Transcribe every line, keeping it exact.

Start Task material

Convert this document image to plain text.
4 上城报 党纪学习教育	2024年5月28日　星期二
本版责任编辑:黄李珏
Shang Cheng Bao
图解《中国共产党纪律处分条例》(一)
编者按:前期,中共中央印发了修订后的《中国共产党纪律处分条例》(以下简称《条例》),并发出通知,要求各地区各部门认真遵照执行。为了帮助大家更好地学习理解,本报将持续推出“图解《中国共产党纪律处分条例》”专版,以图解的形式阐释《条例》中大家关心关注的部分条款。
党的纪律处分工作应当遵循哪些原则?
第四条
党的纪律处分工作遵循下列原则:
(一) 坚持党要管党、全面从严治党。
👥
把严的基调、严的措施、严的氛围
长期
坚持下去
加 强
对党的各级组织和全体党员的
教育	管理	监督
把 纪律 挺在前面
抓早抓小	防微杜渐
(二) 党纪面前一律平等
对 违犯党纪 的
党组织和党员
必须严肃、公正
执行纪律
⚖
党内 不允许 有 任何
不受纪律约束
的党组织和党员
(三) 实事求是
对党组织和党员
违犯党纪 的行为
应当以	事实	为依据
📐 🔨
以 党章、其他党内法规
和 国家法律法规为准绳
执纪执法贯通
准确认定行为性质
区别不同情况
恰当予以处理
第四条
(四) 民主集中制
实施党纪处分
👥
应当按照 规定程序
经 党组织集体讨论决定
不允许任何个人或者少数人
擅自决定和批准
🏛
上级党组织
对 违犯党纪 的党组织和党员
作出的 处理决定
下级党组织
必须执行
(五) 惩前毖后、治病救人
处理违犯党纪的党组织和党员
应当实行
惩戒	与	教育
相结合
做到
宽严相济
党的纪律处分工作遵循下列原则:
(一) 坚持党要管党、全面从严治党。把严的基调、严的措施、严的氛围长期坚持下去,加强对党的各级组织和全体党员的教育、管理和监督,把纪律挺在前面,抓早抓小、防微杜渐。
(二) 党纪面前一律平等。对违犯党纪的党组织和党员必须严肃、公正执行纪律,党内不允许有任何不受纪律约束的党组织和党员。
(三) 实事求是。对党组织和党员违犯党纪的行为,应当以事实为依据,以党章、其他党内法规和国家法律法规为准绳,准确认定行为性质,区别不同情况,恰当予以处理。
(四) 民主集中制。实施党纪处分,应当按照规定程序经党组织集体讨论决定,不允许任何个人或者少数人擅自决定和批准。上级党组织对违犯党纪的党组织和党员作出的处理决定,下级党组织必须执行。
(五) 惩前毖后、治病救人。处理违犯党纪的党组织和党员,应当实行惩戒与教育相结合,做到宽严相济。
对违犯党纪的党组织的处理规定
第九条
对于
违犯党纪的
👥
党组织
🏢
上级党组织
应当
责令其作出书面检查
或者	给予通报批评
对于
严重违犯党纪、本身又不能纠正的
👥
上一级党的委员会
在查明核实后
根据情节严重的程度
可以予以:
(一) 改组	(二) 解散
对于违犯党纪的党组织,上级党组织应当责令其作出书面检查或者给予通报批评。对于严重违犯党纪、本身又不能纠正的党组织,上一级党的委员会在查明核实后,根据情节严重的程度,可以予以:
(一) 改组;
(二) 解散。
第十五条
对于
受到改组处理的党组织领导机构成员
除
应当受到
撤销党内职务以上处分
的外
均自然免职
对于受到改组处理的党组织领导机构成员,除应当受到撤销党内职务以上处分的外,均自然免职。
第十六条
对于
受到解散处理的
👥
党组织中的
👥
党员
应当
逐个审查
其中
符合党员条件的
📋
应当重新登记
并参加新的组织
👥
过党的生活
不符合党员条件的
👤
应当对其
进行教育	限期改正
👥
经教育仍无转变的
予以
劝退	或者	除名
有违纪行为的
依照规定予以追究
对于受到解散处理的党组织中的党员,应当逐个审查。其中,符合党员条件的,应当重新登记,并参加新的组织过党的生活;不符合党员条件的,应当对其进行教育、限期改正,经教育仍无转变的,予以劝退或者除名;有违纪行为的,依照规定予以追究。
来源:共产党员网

End Task material

> **Result of the task**
Convert this document image to plain text.
4 上城报 党纪学习教育	2024年5月28日　星期二
本版责任编辑:黄李珏
Shang Cheng Bao
图解《中国共产党纪律处分条例》(一)
编者按:前期,中共中央印发了修订后的《中国共产党纪律处分条例》(以下简称《条例》),并发出通知,要求各地区各部门认真遵照执行。为了帮助大家更好地学习理解,本报将持续推出“图解《中国共产党纪律处分条例》”专版,以图解的形式阐释《条例》中大家关心关注的部分条款。
党的纪律处分工作应当遵循哪些原则?
第四条
党的纪律处分工作遵循下列原则:
(一) 坚持党要管党、全面从严治党。
👥
把严的基调、严的措施、严的氛围
长期
坚持下去
加 强
对党的各级组织和全体党员的
教育	管理	监督
把 纪律 挺在前面
抓早抓小	防微杜渐
(二) 党纪面前一律平等
对 违犯党纪 的
党组织和党员
必须严肃、公正
执行纪律
⚖
党内 不允许 有 任何
不受纪律约束
的党组织和党员
(三) 实事求是
对党组织和党员
违犯党纪 的行为
应当以	事实	为依据
📐 🔨
以 党章、其他党内法规
和 国家法律法规为准绳
执纪执法贯通
准确认定行为性质
区别不同情况
恰当予以处理
第四条
(四) 民主集中制
实施党纪处分
👥
应当按照 规定程序
经 党组织集体讨论决定
不允许任何个人或者少数人
擅自决定和批准
🏛
上级党组织
对 违犯党纪 的党组织和党员
作出的 处理决定
下级党组织
必须执行
(五) 惩前毖后、治病救人
处理违犯党纪的党组织和党员
应当实行
惩戒	与	教育
相结合
做到
宽严相济
党的纪律处分工作遵循下列原则:
(一) 坚持党要管党、全面从严治党。把严的基调、严的措施、严的氛围长期坚持下去,加强对党的各级组织和全体党员的教育、管理和监督,把纪律挺在前面,抓早抓小、防微杜渐。
(二) 党纪面前一律平等。对违犯党纪的党组织和党员必须严肃、公正执行纪律,党内不允许有任何不受纪律约束的党组织和党员。
(三) 实事求是。对党组织和党员违犯党纪的行为,应当以事实为依据,以党章、其他党内法规和国家法律法规为准绳,准确认定行为性质,区别不同情况,恰当予以处理。
(四) 民主集中制。实施党纪处分,应当按照规定程序经党组织集体讨论决定,不允许任何个人或者少数人擅自决定和批准。上级党组织对违犯党纪的党组织和党员作出的处理决定,下级党组织必须执行。
(五) 惩前毖后、治病救人。处理违犯党纪的党组织和党员,应当实行惩戒与教育相结合,做到宽严相济。
对违犯党纪的党组织的处理规定
第九条
对于
违犯党纪的
👥
党组织
🏢
上级党组织
应当
责令其作出书面检查
或者	给予通报批评
对于
严重违犯党纪、本身又不能纠正的
👥
上一级党的委员会
在查明核实后
根据情节严重的程度
可以予以:
(一) 改组	(二) 解散
对于违犯党纪的党组织,上级党组织应当责令其作出书面检查或者给予通报批评。对于严重违犯党纪、本身又不能纠正的党组织,上一级党的委员会在查明核实后,根据情节严重的程度,可以予以:
(一) 改组;
(二) 解散。
第十五条
对于
受到改组处理的党组织领导机构成员
除
应当受到
撤销党内职务以上处分
的外
均自然免职
对于受到改组处理的党组织领导机构成员,除应当受到撤销党内职务以上处分的外,均自然免职。
第十六条
对于
受到解散处理的
👥
党组织中的
👥
党员
应当
逐个审查
其中
符合党员条件的
📋
应当重新登记
并参加新的组织
👥
过党的生活
不符合党员条件的
👤
应当对其
进行教育	限期改正
👥
经教育仍无转变的
予以
劝退	或者	除名
有违纪行为的
依照规定予以追究
对于受到解散处理的党组织中的党员,应当逐个审查。其中,符合党员条件的,应当重新登记,并参加新的组织过党的生活;不符合党员条件的,应当对其进行教育、限期改正,经教育仍无转变的,予以劝退或者除名;有违纪行为的,依照规定予以追究。
来源:共产党员网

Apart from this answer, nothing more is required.